#### EXTRACTED DATA:

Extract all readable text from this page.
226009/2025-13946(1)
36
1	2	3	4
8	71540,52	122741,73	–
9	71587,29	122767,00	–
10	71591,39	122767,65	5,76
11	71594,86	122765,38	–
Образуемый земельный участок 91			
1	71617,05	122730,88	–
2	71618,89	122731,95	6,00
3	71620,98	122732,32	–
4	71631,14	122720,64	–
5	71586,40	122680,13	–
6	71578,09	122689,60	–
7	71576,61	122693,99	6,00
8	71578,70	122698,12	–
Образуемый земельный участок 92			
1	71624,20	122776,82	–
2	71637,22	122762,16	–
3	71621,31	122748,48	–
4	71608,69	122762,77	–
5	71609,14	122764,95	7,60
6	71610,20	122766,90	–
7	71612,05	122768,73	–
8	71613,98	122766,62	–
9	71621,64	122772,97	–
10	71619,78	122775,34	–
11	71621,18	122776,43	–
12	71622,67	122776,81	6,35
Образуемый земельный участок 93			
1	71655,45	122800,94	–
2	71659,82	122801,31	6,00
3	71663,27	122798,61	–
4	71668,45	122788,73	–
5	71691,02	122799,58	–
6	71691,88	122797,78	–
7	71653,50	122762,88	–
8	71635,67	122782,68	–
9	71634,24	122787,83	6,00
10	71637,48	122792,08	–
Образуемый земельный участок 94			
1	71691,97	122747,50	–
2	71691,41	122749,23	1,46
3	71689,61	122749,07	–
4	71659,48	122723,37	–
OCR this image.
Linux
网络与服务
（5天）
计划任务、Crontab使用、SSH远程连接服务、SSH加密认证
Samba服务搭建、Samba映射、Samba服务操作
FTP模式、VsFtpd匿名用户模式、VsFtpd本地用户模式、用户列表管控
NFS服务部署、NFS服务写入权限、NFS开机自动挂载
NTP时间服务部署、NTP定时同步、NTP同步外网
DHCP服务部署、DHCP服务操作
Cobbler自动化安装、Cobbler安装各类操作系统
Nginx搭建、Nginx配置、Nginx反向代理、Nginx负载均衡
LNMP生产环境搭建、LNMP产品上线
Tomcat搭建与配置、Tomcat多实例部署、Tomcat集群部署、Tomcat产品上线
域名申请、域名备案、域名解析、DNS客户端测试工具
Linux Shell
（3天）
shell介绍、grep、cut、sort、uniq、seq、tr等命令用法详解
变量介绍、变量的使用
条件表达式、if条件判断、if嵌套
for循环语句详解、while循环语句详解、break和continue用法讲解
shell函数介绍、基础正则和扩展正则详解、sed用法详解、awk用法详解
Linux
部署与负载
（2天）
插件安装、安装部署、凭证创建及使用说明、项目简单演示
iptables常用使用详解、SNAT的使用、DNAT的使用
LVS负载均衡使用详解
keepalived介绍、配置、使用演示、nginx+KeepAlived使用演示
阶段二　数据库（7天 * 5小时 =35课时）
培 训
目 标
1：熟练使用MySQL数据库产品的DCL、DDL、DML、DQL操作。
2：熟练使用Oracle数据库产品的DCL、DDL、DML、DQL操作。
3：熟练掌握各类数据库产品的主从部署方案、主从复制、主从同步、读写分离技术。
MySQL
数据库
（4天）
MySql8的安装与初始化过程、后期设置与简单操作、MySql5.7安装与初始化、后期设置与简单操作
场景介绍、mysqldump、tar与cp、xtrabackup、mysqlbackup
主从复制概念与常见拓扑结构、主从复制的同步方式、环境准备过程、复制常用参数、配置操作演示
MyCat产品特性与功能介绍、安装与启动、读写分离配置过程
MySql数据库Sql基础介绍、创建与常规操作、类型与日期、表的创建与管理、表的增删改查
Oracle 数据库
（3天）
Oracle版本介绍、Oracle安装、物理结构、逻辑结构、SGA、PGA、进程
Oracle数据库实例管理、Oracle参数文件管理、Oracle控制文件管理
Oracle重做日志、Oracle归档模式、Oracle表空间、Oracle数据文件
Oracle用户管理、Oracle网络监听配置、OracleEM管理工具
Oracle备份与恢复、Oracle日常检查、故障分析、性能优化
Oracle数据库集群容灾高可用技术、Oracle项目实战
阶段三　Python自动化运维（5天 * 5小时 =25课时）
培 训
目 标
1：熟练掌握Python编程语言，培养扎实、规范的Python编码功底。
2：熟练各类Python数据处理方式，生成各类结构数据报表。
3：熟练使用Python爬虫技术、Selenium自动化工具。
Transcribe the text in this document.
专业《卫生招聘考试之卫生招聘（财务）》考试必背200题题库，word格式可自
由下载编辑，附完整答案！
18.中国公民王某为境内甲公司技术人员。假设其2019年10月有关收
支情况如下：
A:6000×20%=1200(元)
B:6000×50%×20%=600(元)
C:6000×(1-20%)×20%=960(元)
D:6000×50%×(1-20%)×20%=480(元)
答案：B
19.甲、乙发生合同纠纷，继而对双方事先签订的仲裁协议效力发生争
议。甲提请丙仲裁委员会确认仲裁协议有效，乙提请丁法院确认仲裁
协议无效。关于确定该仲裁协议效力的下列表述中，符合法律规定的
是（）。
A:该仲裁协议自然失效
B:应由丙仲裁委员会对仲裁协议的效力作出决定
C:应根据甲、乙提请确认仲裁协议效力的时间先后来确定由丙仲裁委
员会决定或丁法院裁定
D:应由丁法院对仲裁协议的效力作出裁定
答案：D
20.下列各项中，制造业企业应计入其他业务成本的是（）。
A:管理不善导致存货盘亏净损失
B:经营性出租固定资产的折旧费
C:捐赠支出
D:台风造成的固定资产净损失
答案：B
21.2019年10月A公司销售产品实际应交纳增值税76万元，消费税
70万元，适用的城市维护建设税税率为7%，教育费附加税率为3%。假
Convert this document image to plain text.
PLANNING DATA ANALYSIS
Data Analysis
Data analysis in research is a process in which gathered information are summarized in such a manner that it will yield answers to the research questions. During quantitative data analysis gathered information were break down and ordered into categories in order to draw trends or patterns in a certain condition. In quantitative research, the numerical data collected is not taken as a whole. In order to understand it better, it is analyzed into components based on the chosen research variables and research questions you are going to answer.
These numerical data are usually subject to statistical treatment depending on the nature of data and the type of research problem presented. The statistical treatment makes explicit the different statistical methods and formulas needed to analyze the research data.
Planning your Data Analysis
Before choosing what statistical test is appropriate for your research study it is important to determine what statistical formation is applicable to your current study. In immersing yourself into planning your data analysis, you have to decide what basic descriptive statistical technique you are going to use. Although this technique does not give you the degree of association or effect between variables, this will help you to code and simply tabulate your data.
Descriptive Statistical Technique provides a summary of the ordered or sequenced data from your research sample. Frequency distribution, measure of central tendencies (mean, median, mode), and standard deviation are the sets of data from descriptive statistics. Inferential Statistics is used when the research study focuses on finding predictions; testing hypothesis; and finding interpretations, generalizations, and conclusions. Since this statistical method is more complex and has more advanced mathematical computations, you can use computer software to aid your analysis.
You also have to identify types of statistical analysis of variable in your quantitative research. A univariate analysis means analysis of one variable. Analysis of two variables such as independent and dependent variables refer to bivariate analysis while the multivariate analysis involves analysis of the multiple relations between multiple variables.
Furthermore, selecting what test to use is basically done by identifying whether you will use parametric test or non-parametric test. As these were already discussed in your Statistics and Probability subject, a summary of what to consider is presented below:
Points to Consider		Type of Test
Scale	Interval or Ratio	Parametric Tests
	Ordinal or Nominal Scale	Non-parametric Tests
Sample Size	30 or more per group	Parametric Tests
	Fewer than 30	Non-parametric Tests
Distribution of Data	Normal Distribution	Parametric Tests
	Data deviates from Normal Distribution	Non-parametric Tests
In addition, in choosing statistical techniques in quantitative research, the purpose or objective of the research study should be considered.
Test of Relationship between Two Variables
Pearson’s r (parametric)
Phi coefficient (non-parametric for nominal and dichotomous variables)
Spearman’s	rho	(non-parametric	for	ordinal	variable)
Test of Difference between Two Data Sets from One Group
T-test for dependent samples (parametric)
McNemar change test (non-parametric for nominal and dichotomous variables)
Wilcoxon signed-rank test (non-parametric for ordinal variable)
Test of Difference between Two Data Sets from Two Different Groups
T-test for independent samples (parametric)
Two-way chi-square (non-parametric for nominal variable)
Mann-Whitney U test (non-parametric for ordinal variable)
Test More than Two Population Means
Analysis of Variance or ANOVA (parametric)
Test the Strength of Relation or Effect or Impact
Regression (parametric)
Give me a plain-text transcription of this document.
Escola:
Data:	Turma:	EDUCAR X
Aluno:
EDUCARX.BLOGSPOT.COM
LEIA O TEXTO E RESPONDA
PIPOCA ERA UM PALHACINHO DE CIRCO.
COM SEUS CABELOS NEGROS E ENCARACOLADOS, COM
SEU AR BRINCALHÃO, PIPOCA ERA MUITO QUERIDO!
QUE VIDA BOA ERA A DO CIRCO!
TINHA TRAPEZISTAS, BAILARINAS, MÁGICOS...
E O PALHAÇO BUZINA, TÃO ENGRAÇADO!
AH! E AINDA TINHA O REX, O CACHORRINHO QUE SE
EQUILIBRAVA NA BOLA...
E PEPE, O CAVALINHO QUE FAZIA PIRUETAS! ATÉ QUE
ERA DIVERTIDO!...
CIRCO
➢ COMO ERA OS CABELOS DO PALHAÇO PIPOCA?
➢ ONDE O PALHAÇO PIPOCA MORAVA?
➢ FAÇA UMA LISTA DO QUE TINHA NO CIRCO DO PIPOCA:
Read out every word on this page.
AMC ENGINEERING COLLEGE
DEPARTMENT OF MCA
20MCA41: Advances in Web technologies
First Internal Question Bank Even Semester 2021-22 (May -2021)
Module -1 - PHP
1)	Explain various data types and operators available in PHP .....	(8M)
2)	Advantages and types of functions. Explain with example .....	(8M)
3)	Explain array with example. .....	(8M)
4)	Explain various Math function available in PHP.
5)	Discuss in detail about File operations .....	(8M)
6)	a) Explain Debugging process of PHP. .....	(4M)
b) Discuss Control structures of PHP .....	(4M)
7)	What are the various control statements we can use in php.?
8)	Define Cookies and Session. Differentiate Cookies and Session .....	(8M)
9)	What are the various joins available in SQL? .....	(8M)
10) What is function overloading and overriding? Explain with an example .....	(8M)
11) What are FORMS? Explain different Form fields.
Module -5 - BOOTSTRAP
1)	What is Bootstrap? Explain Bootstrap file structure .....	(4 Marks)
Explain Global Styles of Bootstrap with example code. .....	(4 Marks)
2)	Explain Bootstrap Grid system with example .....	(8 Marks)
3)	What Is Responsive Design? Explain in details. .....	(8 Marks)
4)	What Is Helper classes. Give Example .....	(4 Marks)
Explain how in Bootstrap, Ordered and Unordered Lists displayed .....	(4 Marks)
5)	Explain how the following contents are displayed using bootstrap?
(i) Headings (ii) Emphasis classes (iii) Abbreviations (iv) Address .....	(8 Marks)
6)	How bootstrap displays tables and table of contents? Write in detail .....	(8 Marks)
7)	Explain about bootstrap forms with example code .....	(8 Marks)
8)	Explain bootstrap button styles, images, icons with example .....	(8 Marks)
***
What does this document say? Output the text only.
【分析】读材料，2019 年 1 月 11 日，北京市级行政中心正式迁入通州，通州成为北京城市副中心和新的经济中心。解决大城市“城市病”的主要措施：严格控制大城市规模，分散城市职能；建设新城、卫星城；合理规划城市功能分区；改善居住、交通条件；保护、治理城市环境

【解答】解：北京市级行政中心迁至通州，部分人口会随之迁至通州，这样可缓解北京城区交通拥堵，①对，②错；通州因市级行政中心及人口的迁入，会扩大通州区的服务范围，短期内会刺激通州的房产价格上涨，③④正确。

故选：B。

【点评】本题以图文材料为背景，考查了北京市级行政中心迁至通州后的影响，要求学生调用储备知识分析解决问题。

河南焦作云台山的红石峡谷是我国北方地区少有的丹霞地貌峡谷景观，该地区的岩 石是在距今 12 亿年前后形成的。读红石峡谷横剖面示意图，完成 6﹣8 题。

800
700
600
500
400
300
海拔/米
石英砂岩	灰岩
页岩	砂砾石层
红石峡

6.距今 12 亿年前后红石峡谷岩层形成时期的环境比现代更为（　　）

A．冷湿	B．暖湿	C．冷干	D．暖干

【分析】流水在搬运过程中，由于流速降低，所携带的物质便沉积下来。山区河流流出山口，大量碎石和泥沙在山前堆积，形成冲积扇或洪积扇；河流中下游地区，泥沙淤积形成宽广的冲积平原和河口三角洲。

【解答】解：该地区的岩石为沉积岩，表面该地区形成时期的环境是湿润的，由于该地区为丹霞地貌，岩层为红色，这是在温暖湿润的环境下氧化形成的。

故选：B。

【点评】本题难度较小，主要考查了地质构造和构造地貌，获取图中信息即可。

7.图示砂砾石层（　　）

#### DO THIS:
Work out how many lines above have the string "about" in them, and give only the number.

#### FULL ANSWER:
2